Records for processing
····················

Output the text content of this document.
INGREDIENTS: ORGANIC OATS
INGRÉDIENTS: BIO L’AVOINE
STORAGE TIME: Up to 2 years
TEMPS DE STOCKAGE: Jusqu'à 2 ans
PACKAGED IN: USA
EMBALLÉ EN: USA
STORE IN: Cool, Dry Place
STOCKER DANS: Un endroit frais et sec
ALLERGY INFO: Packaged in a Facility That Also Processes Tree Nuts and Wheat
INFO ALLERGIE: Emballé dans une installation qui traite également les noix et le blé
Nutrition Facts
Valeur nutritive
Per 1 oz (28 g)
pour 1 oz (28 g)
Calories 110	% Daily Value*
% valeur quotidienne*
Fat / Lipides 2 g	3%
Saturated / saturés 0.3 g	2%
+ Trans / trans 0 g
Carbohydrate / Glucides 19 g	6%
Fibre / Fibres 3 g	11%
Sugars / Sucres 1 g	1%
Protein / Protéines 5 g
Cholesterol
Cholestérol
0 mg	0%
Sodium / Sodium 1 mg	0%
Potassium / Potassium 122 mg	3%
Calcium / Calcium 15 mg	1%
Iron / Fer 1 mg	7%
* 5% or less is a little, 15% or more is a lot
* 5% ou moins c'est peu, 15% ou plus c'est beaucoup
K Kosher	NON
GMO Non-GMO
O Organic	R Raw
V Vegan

····················

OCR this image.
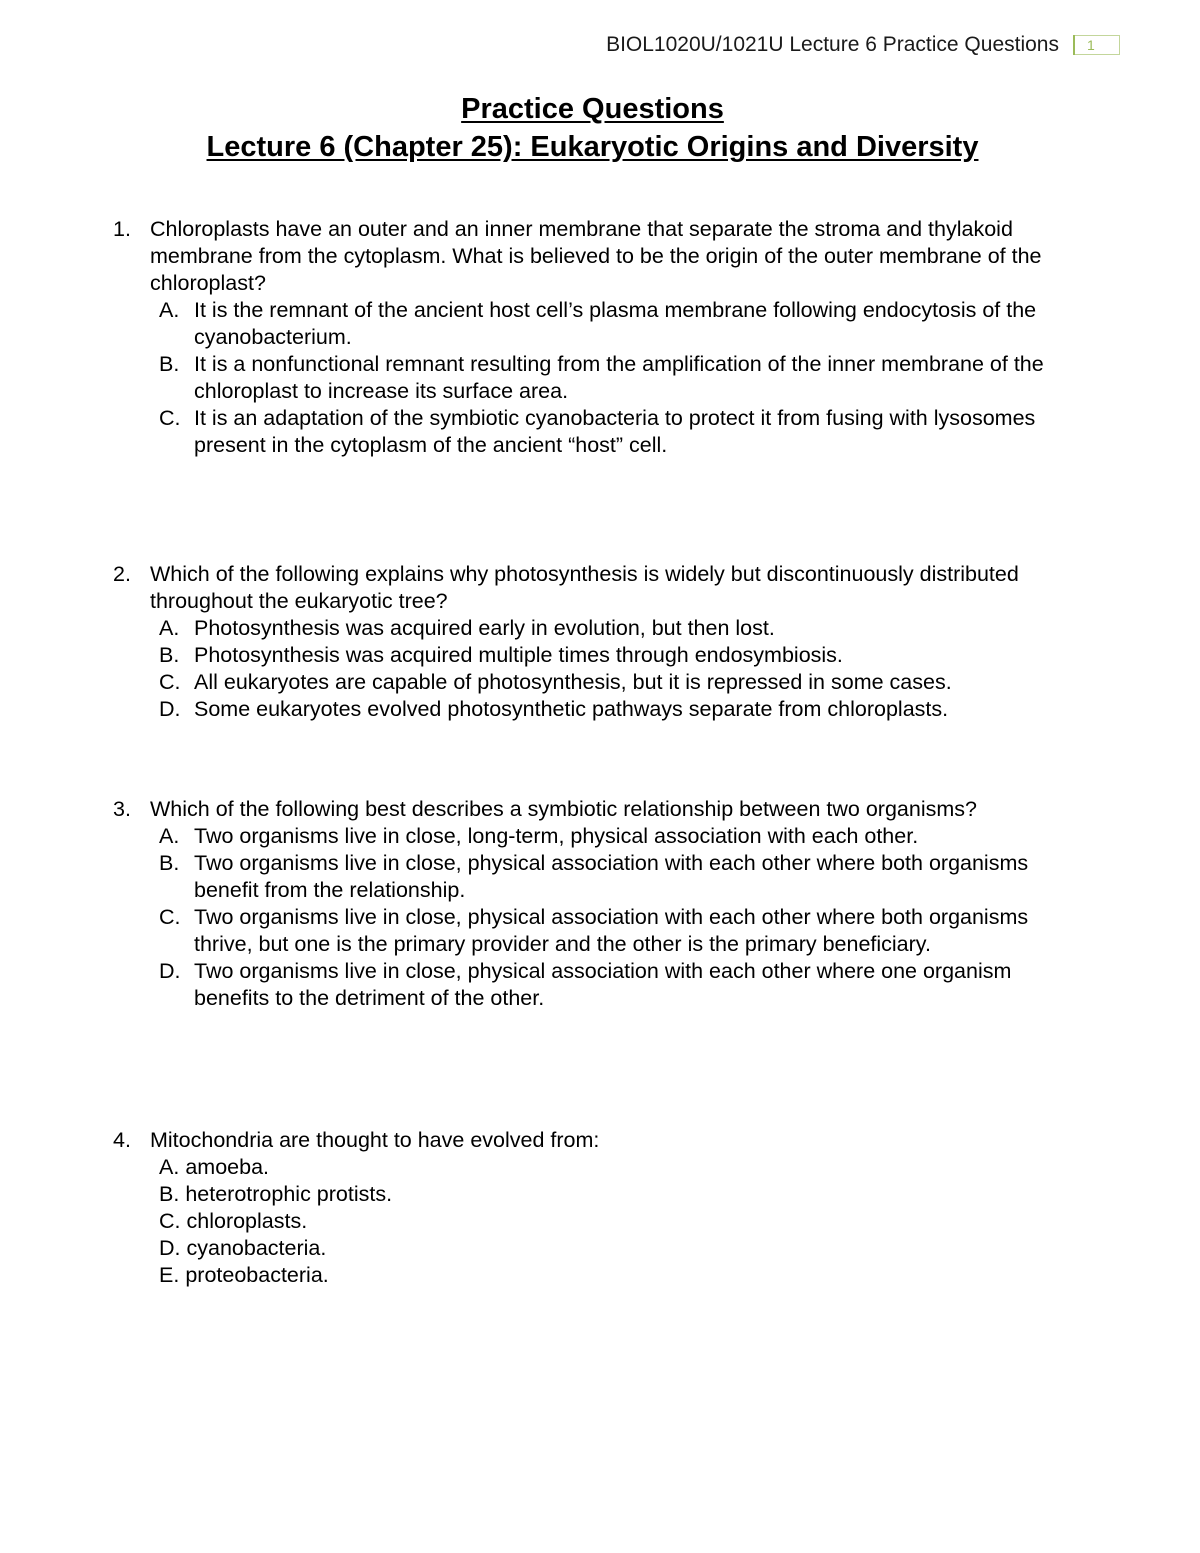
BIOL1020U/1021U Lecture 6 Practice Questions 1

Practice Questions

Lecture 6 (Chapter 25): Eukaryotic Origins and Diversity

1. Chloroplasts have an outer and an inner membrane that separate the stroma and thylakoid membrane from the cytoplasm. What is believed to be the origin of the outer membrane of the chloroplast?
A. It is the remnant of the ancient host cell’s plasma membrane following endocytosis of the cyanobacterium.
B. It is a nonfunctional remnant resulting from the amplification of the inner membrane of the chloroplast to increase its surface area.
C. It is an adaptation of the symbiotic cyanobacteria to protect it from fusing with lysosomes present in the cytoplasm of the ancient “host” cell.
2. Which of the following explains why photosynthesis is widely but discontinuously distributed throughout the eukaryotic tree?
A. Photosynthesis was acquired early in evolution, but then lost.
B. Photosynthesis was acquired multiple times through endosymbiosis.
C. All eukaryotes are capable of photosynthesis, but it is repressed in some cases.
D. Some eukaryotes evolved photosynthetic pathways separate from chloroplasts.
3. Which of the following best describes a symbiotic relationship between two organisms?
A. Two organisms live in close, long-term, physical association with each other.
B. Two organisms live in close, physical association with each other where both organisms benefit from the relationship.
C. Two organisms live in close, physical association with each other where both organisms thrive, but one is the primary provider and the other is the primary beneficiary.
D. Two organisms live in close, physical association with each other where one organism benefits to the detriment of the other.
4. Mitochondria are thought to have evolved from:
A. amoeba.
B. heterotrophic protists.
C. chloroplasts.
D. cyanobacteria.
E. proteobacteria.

····················

Your task
Where a line of the data holds "inner", show that line.

Written solution
1. Chloroplasts have an outer and an inner membrane that separate the stroma and thylakoid membrane from the cytoplasm. What is believed to be the origin of the outer membrane of the chloroplast?
B. It is a nonfunctional remnant resulting from the amplification of the inner membrane of the chloroplast to increase its surface area.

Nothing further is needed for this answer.